— BEGIN Data listing —
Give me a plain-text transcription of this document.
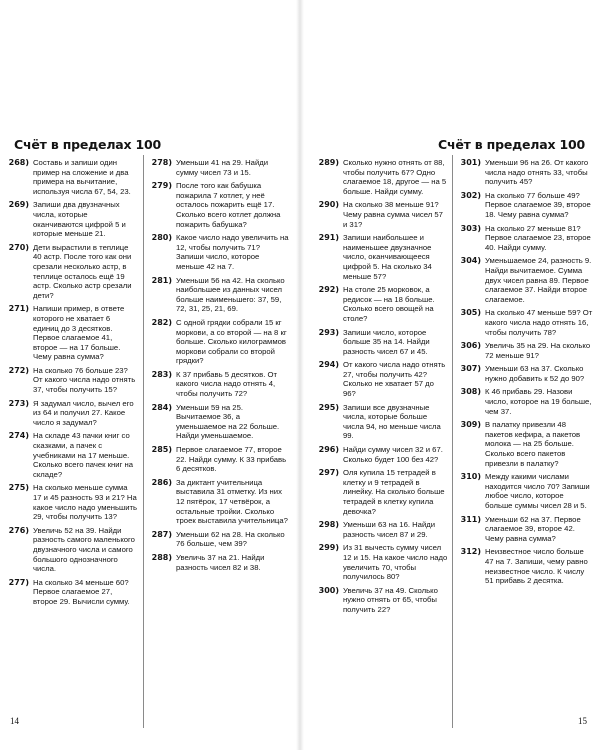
Счёт в пределах 100
14
Счёт в пределах 100
15
268) Составь и запиши один пример на сложение и два примера на вычитание, используя числа 67, 54, 23.
269) Запиши два двузначных числа, которые оканчиваются цифрой 5 и которые меньше 21.
270) Дети вырастили в теплице 40 астр. После того как они срезали несколько астр, в теплице осталось ещё 19 астр. Сколько астр срезали дети?
271) Напиши пример, в ответе которого не хватает 6 единиц до 3 десятков. Первое слагаемое 41, второе — на 17 больше. Чему равна сумма?
272) На сколько 76 больше 23? От какого числа надо отнять 37, чтобы получить 15?
273) Я задумал число, вычел его из 64 и получил 27. Какое число я задумал?
274) На складе 43 пачки книг со сказками, а пачек с учебниками на 17 меньше. Сколько всего пачек книг на складе?
275) На сколько меньше сумма 17 и 45 разность 93 и 21? На какое число надо уменьшить 29, чтобы получить 13?
276) Увеличь 52 на 39. Найди разность самого маленького двузначного числа и самого большого однозначного числа.
277) На сколько 34 меньше 60? Первое слагаемое 27, второе 29. Вычисли сумму.
278) Уменьши 41 на 29. Найди сумму чисел 73 и 15.
279) После того как бабушка пожарила 7 котлет, у неё осталось пожарить ещё 17. Сколько всего котлет должна пожарить бабушка?
280) Какое число надо увеличить на 12, чтобы получить 71? Запиши число, которое меньше 42 на 7.
281) Уменьши 56 на 42. На сколько наибольшее из данных чисел больше наименьшего: 37, 59, 72, 31, 25, 21, 69.
282) С одной грядки собрали 15 кг моркови, а со второй — на 8 кг больше. Сколько килограммов моркови собрали со второй грядки?
283) К 37 прибавь 5 десятков. От какого числа надо отнять 4, чтобы получить 72?
284) Уменьши 59 на 25. Вычитаемое 36, а уменьшаемое на 22 больше. Найди уменьшаемое.
285) Первое слагаемое 77, второе 22. Найди сумму. К 33 прибавь 6 десятков.
286) За диктант учительница выставила 31 отметку. Из них 12 пятёрок, 17 четвёрок, а остальные тройки. Сколько троек выставила учительница?
287) Уменьши 62 на 28. На сколько 76 больше, чем 39?
288) Увеличь 37 на 21. Найди разность чисел 82 и 38.
289) Сколько нужно отнять от 88, чтобы получить 67? Одно слагаемое 18, другое — на 5 больше. Найди сумму.
290) На сколько 38 меньше 91? Чему равна сумма чисел 57 и 31?
291) Запиши наибольшее и наименьшее двузначное число, оканчивающееся цифрой 5. На сколько 34 меньше 57?
292) На столе 25 морковок, а редисок — на 18 больше. Сколько всего овощей на столе?
293) Запиши число, которое больше 35 на 14. Найди разность чисел 67 и 45.
294) От какого числа надо отнять 27, чтобы получить 42? Сколько не хватает 57 до 96?
295) Запиши все двузначные числа, которые больше числа 94, но меньше числа 99.
296) Найди сумму чисел 32 и 67. Сколько будет 100 без 42?
297) Оля купила 15 тетрадей в клетку и 9 тетрадей в линейку. На сколько больше тетрадей в клетку купила девочка?
298) Уменьши 63 на 16. Найди разность чисел 87 и 29.
299) Из 31 вычесть сумму чисел 12 и 15. На какое число надо увеличить 70, чтобы получилось 80?
300) Увеличь 37 на 49. Сколько нужно отнять от 65, чтобы получить 22?
301) Уменьши 96 на 26. От какого числа надо отнять 33, чтобы получить 45?
302) На сколько 77 больше 49? Первое слагаемое 39, второе 18. Чему равна сумма?
303) На сколько 27 меньше 81? Первое слагаемое 23, второе 40. Найди сумму.
304) Уменьшаемое 24, разность 9. Найди вычитаемое. Сумма двух чисел равна 89. Первое слагаемое 37. Найди второе слагаемое.
305) На сколько 47 меньше 59? От какого числа надо отнять 16, чтобы получить 78?
306) Увеличь 35 на 29. На сколько 72 меньше 91?
307) Уменьши 63 на 37. Сколько нужно добавить к 52 до 90?
308) К 46 прибавь 29. Назови число, которое на 19 больше, чем 37.
309) В палатку привезли 48 пакетов кефира, а пакетов молока — на 25 больше. Сколько всего пакетов привезли в палатку?
310) Между какими числами находится число 70? Запиши любое число, которое больше суммы чисел 28 и 5.
311) Уменьши 62 на 37. Первое слагаемое 39, второе 42. Чему равна сумма?
312) Неизвестное число больше 47 на 7. Запиши, чему равно неизвестное число. К числу 51 прибавь 2 десятка.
— END Data listing —
* _Job_: List the lines of the entries that include "которые".

* _Result for this task_:
269) Запиши два двузначных числа, которые оканчиваются цифрой 5 и которые меньше 21.
295) Запиши все двузначные числа, которые больше числа 94, но меньше числа 99.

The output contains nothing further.